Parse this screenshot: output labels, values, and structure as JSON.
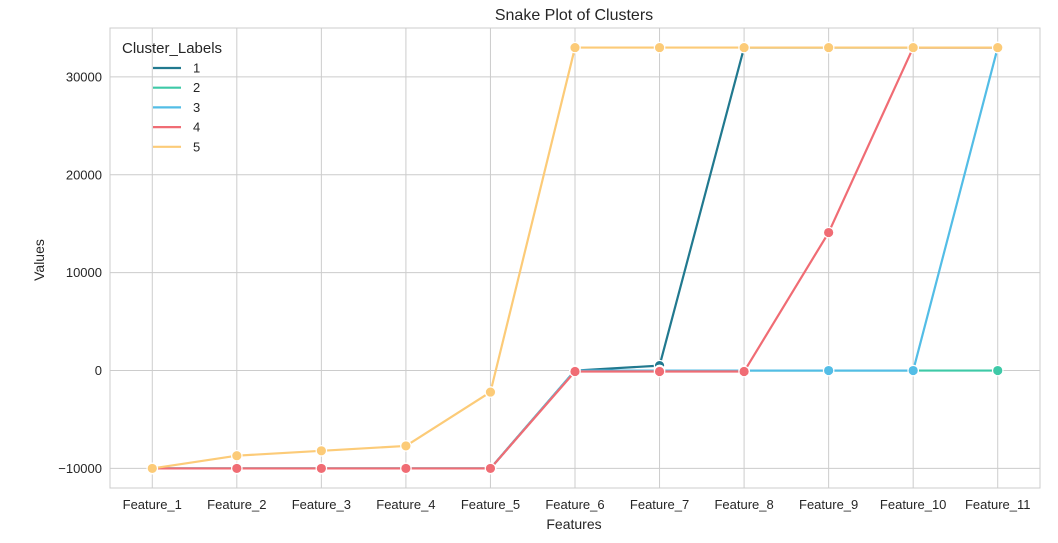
{
  "chart_data": {
    "type": "line",
    "title": "Snake Plot of Clusters",
    "xlabel": "Features",
    "ylabel": "Values",
    "categories": [
      "Feature_1",
      "Feature_2",
      "Feature_3",
      "Feature_4",
      "Feature_5",
      "Feature_6",
      "Feature_7",
      "Feature_8",
      "Feature_9",
      "Feature_10",
      "Feature_11"
    ],
    "ylim": [
      -12000,
      35000
    ],
    "yticks": [
      -10000,
      0,
      10000,
      20000,
      30000
    ],
    "ytick_labels": [
      "−10000",
      "0",
      "10000",
      "20000",
      "30000"
    ],
    "grid": true,
    "markers": true,
    "legend": {
      "title": "Cluster_Labels",
      "placement": "top-left"
    },
    "series": [
      {
        "name": "1",
        "color": "#21798f",
        "values": [
          -10000,
          -10000,
          -10000,
          -10000,
          -10000,
          0,
          500,
          33000,
          33000,
          33000,
          33000
        ]
      },
      {
        "name": "2",
        "color": "#3ec9a7",
        "values": [
          -10000,
          -10000,
          -10000,
          -10000,
          -10000,
          0,
          0,
          0,
          0,
          0,
          0
        ]
      },
      {
        "name": "3",
        "color": "#53bde6",
        "values": [
          -10000,
          -10000,
          -10000,
          -10000,
          -10000,
          0,
          0,
          0,
          0,
          0,
          33000
        ]
      },
      {
        "name": "4",
        "color": "#f06c74",
        "values": [
          -10000,
          -10000,
          -10000,
          -10000,
          -10000,
          -100,
          -100,
          -100,
          14100,
          33000,
          33000
        ]
      },
      {
        "name": "5",
        "color": "#fccb78",
        "values": [
          -10000,
          -8700,
          -8200,
          -7700,
          -2200,
          33000,
          33000,
          33000,
          33000,
          33000,
          33000
        ]
      }
    ]
  }
}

▶ **Exercise brief**: Repeat each entry exactly. Pictures do not belong in the copy.

▶ **Problem solution**:
Parse this screenshot: output labels, values, and structure as JSON.
{
  "chart_data": {
    "type": "line",
    "title": "Snake Plot of Clusters",
    "xlabel": "Features",
    "ylabel": "Values",
    "categories": [
      "Feature_1",
      "Feature_2",
      "Feature_3",
      "Feature_4",
      "Feature_5",
      "Feature_6",
      "Feature_7",
      "Feature_8",
      "Feature_9",
      "Feature_10",
      "Feature_11"
    ],
    "ylim": [
      -12000,
      35000
    ],
    "yticks": [
      -10000,
      0,
      10000,
      20000,
      30000
    ],
    "ytick_labels": [
      "−10000",
      "0",
      "10000",
      "20000",
      "30000"
    ],
    "grid": true,
    "markers": true,
    "legend": {
      "title": "Cluster_Labels",
      "placement": "top-left"
    },
    "series": [
      {
        "name": "1",
        "color": "#21798f",
        "values": [
          -10000,
          -10000,
          -10000,
          -10000,
          -10000,
          0,
          500,
          33000,
          33000,
          33000,
          33000
        ]
      },
      {
        "name": "2",
        "color": "#3ec9a7",
        "values": [
          -10000,
          -10000,
          -10000,
          -10000,
          -10000,
          0,
          0,
          0,
          0,
          0,
          0
        ]
      },
      {
        "name": "3",
        "color": "#53bde6",
        "values": [
          -10000,
          -10000,
          -10000,
          -10000,
          -10000,
          0,
          0,
          0,
          0,
          0,
          33000
        ]
      },
      {
        "name": "4",
        "color": "#f06c74",
        "values": [
          -10000,
          -10000,
          -10000,
          -10000,
          -10000,
          -100,
          -100,
          -100,
          14100,
          33000,
          33000
        ]
      },
      {
        "name": "5",
        "color": "#fccb78",
        "values": [
          -10000,
          -8700,
          -8200,
          -7700,
          -2200,
          33000,
          33000,
          33000,
          33000,
          33000,
          33000
        ]
      }
    ]
  }
}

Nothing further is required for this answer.